Keep the images out and copy every entry below exactly.

◇ ◇ ◇ ◇ ◇

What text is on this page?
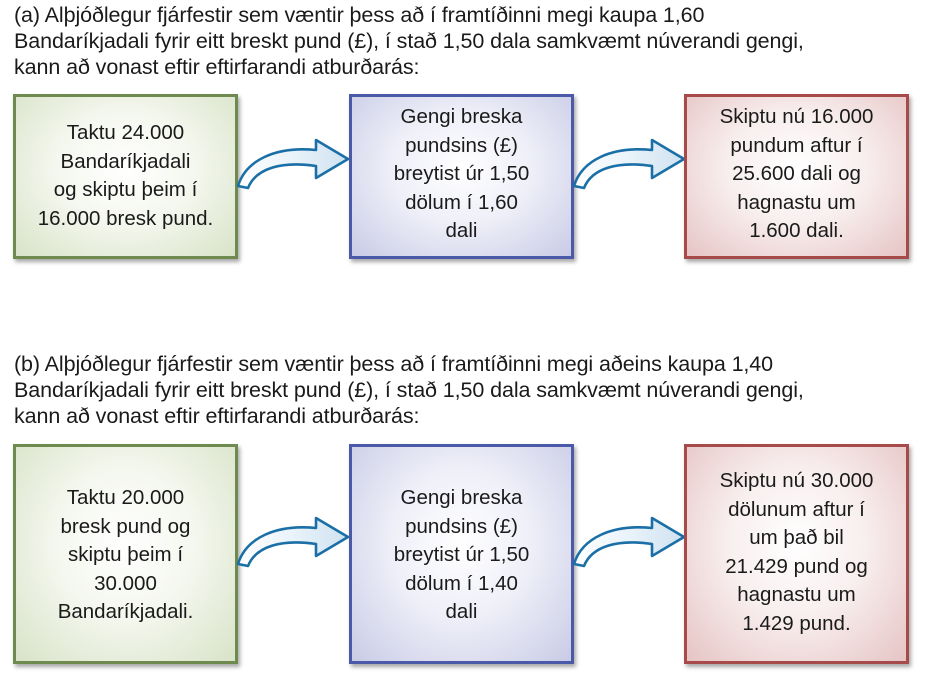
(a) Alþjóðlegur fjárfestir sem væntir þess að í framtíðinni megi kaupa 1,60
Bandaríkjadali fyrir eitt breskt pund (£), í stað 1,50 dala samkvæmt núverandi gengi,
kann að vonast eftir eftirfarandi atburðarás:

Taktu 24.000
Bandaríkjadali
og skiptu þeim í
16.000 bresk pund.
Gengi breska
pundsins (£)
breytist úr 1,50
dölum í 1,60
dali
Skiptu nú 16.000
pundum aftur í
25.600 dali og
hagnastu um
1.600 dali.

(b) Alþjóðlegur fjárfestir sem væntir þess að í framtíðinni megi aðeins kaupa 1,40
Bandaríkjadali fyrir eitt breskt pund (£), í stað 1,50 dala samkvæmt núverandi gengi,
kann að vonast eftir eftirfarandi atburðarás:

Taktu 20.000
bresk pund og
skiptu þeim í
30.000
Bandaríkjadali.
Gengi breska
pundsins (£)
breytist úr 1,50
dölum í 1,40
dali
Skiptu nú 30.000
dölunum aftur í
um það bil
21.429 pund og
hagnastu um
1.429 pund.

◇ ◇ ◇ ◇ ◇

Answer to the exercise →
What text is on this page?
(a) Alþjóðlegur fjárfestir sem væntir þess að í framtíðinni megi kaupa 1,60
Bandaríkjadali fyrir eitt breskt pund (£), í stað 1,50 dala samkvæmt núverandi gengi,
kann að vonast eftir eftirfarandi atburðarás:

Taktu 24.000
Bandaríkjadali
og skiptu þeim í
16.000 bresk pund.
Gengi breska
pundsins (£)
breytist úr 1,50
dölum í 1,60
dali
Skiptu nú 16.000
pundum aftur í
25.600 dali og
hagnastu um
1.600 dali.

(b) Alþjóðlegur fjárfestir sem væntir þess að í framtíðinni megi aðeins kaupa 1,40
Bandaríkjadali fyrir eitt breskt pund (£), í stað 1,50 dala samkvæmt núverandi gengi,
kann að vonast eftir eftirfarandi atburðarás:

Taktu 20.000
bresk pund og
skiptu þeim í
30.000
Bandaríkjadali.
Gengi breska
pundsins (£)
breytist úr 1,50
dölum í 1,40
dali
Skiptu nú 30.000
dölunum aftur í
um það bil
21.429 pund og
hagnastu um
1.429 pund.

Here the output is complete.